Narrow the data below down to the lines containing "Reflectivity".

**** DATA SHOWN

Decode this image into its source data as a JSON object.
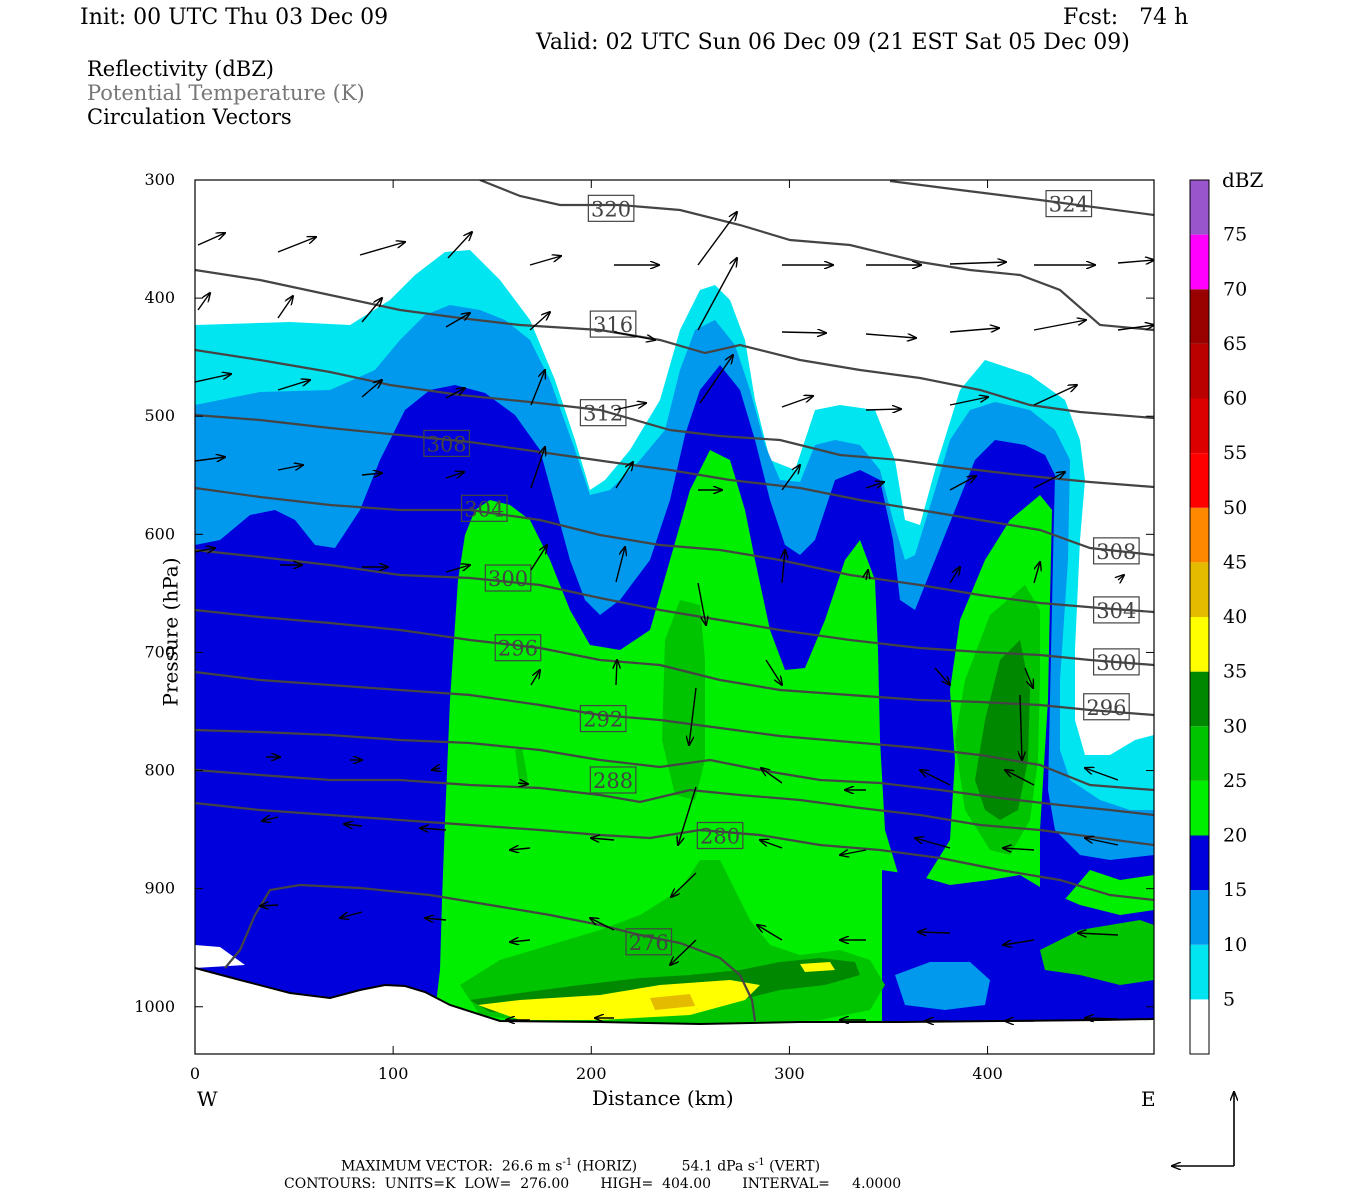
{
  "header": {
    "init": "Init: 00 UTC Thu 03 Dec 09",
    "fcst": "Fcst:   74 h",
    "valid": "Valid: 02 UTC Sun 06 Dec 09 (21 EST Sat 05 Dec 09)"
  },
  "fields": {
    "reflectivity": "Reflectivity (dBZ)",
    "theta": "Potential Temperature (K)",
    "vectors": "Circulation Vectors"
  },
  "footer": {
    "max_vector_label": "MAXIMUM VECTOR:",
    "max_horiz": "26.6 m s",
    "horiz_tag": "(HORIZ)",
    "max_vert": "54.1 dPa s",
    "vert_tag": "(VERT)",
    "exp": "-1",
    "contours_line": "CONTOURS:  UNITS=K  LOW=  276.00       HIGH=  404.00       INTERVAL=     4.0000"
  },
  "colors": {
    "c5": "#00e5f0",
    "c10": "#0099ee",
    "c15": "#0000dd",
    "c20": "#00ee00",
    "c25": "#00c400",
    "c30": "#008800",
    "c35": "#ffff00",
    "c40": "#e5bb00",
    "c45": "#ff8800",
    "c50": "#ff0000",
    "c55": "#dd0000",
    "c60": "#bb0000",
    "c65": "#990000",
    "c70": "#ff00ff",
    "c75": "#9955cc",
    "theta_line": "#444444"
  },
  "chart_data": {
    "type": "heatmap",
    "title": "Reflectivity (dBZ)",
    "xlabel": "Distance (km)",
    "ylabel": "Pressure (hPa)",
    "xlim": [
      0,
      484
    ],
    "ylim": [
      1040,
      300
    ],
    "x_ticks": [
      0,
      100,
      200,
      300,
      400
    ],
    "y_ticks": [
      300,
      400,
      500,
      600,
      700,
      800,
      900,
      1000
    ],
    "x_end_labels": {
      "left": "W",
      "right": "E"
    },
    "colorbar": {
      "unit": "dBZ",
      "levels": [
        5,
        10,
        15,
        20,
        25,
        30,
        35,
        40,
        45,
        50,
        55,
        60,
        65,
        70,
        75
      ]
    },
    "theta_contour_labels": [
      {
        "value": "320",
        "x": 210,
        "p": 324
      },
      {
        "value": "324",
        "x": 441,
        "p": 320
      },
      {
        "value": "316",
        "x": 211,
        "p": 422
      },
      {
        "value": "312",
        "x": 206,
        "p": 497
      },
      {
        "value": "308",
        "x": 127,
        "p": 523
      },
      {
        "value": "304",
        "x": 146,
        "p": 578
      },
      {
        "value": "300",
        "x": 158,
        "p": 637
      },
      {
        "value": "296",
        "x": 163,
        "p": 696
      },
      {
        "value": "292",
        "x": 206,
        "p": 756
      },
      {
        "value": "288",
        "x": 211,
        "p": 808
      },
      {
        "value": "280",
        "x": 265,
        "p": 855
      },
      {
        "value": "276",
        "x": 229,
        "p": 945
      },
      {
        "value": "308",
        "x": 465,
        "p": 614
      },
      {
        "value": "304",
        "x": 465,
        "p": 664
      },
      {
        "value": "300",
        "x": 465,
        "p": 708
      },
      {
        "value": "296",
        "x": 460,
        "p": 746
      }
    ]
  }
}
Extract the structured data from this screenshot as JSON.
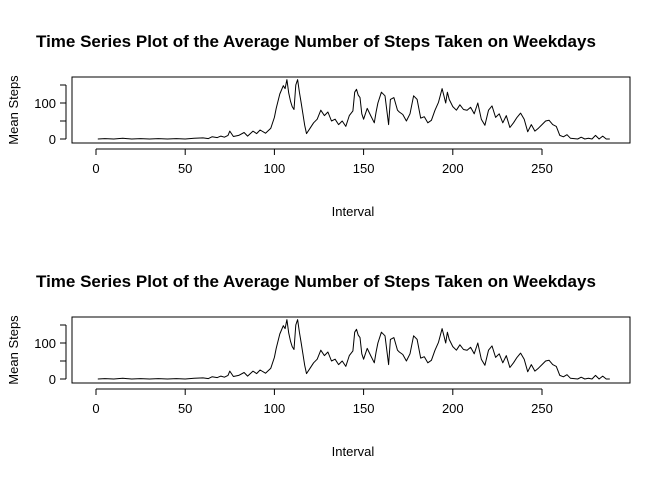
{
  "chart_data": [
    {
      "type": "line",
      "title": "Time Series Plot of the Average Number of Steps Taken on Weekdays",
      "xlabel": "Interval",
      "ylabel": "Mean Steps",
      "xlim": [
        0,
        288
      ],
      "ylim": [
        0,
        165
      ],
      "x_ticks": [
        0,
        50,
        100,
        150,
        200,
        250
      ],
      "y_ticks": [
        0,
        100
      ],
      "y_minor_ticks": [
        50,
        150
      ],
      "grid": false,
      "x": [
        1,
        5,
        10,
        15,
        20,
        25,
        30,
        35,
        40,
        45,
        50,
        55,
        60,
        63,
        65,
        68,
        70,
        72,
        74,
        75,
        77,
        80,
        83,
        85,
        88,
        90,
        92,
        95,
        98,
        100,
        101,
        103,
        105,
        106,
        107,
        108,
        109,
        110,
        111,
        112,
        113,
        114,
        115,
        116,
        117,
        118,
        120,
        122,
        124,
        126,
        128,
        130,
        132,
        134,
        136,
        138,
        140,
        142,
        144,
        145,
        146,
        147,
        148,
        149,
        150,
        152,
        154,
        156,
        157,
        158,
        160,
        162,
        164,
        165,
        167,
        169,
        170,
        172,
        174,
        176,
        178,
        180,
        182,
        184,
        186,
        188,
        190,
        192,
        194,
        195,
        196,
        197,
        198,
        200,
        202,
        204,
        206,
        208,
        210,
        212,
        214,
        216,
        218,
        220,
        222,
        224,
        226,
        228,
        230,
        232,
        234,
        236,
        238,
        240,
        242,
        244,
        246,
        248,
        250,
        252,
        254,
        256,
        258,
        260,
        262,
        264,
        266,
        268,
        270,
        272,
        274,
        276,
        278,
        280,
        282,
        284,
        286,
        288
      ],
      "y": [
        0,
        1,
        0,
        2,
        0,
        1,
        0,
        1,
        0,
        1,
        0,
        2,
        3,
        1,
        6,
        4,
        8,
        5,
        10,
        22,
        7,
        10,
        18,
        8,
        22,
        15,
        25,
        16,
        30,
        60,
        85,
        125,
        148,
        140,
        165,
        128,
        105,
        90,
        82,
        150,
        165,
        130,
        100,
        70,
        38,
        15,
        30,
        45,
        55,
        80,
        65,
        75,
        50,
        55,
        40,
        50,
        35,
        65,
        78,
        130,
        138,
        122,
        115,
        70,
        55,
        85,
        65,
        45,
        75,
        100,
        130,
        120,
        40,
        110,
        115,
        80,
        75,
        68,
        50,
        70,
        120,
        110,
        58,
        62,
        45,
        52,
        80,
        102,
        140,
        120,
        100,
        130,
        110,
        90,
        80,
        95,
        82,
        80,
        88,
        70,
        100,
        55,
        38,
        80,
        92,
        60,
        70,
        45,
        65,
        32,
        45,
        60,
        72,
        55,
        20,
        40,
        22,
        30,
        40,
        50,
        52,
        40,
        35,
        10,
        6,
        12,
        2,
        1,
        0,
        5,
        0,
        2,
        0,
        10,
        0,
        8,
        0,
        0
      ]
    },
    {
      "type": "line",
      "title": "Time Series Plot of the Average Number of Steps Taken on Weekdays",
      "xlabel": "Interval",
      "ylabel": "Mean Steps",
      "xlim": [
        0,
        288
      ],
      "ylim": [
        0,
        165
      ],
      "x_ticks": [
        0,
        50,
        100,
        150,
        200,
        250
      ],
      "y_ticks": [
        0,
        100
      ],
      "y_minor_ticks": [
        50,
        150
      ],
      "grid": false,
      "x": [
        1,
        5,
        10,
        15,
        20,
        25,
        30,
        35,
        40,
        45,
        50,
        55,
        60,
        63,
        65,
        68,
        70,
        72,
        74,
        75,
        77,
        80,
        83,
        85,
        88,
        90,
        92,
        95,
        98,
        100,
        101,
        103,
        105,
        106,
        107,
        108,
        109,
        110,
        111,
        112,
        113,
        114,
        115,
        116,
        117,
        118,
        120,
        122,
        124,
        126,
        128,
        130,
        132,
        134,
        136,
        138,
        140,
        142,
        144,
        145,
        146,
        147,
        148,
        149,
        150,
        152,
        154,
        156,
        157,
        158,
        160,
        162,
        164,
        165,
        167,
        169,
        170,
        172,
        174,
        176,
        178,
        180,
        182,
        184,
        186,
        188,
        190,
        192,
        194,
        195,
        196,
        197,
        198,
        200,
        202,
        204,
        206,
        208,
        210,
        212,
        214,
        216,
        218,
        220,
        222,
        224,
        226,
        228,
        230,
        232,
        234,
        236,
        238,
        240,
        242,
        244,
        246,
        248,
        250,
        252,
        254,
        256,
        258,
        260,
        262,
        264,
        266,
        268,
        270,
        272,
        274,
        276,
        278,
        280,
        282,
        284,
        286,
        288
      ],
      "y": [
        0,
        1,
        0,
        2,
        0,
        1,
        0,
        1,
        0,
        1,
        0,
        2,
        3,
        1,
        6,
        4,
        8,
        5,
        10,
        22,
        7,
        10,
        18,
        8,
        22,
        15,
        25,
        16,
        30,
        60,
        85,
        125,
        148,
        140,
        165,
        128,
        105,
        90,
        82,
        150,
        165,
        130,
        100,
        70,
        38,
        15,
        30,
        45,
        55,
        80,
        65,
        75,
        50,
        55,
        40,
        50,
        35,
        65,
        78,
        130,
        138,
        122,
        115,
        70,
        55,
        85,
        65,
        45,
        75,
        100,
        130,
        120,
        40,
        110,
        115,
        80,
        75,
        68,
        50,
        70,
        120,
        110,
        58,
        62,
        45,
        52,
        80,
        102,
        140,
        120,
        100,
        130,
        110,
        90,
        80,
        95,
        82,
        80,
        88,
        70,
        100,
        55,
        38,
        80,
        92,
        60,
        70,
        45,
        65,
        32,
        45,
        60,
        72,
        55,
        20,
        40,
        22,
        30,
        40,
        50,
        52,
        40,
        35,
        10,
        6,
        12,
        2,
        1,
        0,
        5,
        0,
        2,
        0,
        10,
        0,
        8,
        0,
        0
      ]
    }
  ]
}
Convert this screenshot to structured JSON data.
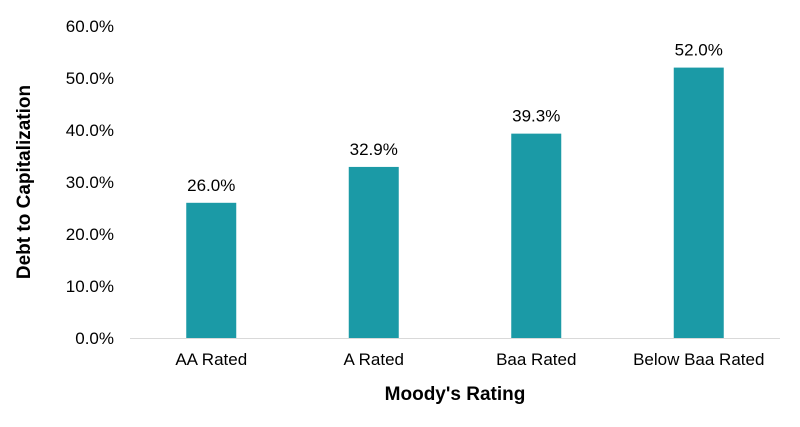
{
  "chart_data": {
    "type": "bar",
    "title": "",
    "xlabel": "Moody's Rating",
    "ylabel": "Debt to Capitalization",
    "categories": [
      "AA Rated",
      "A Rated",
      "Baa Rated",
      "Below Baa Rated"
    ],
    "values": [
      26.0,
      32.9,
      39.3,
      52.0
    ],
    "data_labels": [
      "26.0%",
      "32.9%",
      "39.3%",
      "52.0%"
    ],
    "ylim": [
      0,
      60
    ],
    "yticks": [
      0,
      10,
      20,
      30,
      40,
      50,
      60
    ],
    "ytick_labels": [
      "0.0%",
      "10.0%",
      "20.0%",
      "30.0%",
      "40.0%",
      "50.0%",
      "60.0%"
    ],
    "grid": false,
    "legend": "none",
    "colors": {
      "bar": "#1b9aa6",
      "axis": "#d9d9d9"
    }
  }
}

********

**CORRECT RESPONSE:**
    "reflectivity": "Reflectivity (dBZ)",
    "title": "Reflectivity (dBZ)",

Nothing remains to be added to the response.